Recorded data:
_____

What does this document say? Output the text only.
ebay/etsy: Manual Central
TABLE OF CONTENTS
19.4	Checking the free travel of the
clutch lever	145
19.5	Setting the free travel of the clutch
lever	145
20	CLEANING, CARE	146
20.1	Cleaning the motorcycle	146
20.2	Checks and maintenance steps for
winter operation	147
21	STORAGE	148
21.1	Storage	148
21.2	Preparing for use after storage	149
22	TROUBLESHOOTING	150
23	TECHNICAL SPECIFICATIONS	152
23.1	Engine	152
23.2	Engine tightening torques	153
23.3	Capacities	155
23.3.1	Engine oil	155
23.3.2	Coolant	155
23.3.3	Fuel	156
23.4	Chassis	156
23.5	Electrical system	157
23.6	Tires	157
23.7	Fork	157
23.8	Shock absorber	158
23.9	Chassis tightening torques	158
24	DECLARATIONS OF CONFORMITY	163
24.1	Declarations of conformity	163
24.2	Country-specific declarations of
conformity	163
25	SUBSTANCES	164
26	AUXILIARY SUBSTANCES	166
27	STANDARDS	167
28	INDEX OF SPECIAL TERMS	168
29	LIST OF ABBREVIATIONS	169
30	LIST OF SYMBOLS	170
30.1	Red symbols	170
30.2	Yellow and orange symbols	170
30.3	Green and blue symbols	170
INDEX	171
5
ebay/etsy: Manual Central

_____

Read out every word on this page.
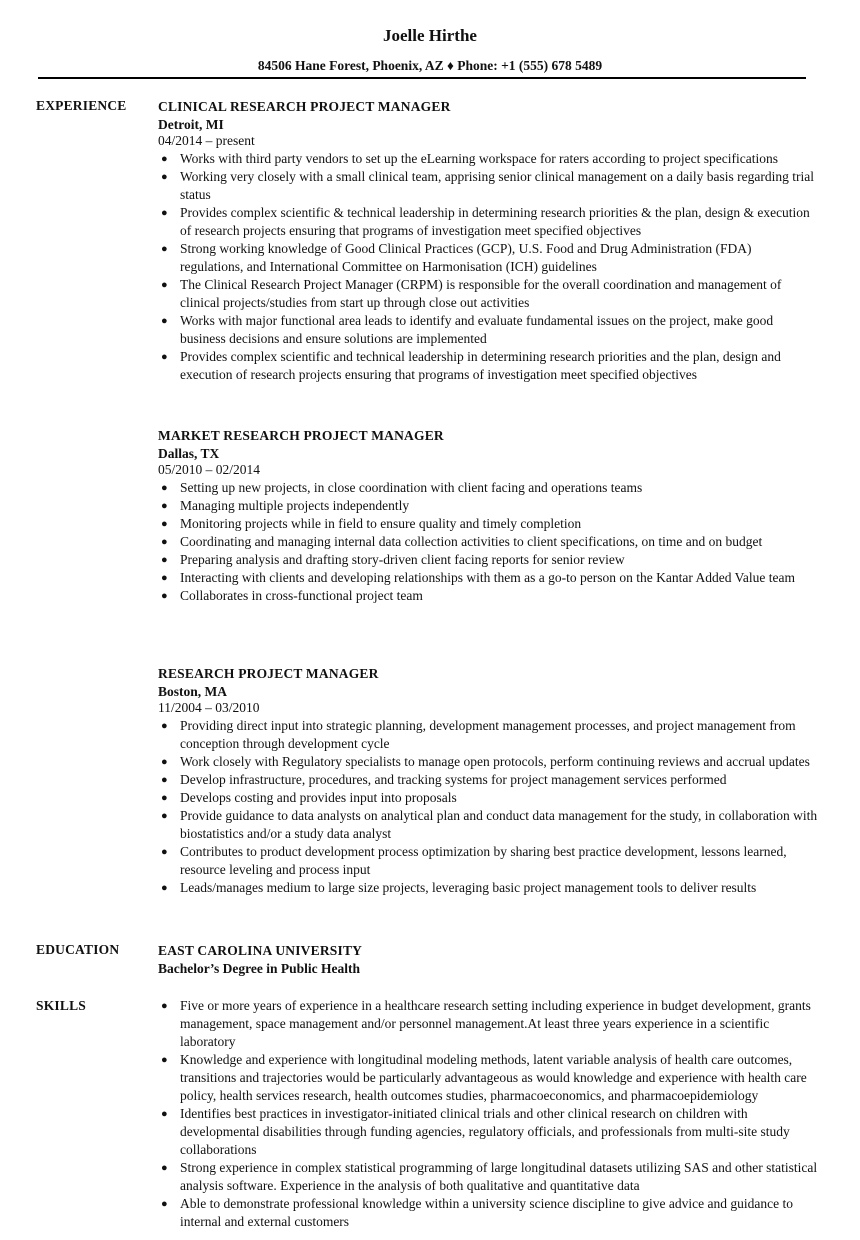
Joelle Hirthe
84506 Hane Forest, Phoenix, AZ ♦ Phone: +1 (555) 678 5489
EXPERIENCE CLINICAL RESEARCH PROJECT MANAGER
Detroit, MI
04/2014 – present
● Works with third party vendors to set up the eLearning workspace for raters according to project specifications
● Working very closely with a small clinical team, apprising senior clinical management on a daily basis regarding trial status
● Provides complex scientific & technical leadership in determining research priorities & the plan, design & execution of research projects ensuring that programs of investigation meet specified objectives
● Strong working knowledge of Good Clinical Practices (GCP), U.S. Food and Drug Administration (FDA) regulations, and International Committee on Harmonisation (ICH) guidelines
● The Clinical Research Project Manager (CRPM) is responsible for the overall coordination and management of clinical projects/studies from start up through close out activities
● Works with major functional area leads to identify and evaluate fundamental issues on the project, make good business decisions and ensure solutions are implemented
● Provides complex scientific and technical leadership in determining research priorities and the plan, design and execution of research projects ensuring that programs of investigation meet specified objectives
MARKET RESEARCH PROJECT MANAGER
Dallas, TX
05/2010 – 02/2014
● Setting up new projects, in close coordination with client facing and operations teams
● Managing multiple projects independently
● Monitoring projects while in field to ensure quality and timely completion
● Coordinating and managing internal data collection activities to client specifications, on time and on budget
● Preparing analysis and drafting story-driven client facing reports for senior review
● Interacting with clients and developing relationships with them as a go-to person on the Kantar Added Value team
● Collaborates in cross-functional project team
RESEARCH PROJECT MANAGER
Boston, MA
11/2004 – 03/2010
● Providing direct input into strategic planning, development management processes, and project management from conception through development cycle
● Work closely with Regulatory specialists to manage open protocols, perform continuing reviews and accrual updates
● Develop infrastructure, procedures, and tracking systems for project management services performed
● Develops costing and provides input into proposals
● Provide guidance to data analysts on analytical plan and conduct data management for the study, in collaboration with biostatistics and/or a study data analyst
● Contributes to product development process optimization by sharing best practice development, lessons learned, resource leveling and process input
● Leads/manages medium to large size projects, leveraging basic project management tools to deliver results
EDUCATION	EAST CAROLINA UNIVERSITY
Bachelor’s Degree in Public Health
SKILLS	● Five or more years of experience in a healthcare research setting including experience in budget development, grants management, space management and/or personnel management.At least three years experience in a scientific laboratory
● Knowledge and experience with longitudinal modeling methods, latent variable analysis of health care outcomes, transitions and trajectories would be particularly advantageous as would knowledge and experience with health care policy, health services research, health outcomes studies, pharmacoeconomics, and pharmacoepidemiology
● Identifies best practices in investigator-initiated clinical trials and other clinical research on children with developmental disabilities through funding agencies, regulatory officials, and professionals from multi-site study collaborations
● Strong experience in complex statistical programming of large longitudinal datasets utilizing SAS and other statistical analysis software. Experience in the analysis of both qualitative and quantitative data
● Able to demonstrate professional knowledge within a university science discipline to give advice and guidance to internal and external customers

_____

• What you will do: Look through the material above and work out how many of its lines contain "from". State the number only.

• Response to this task: 3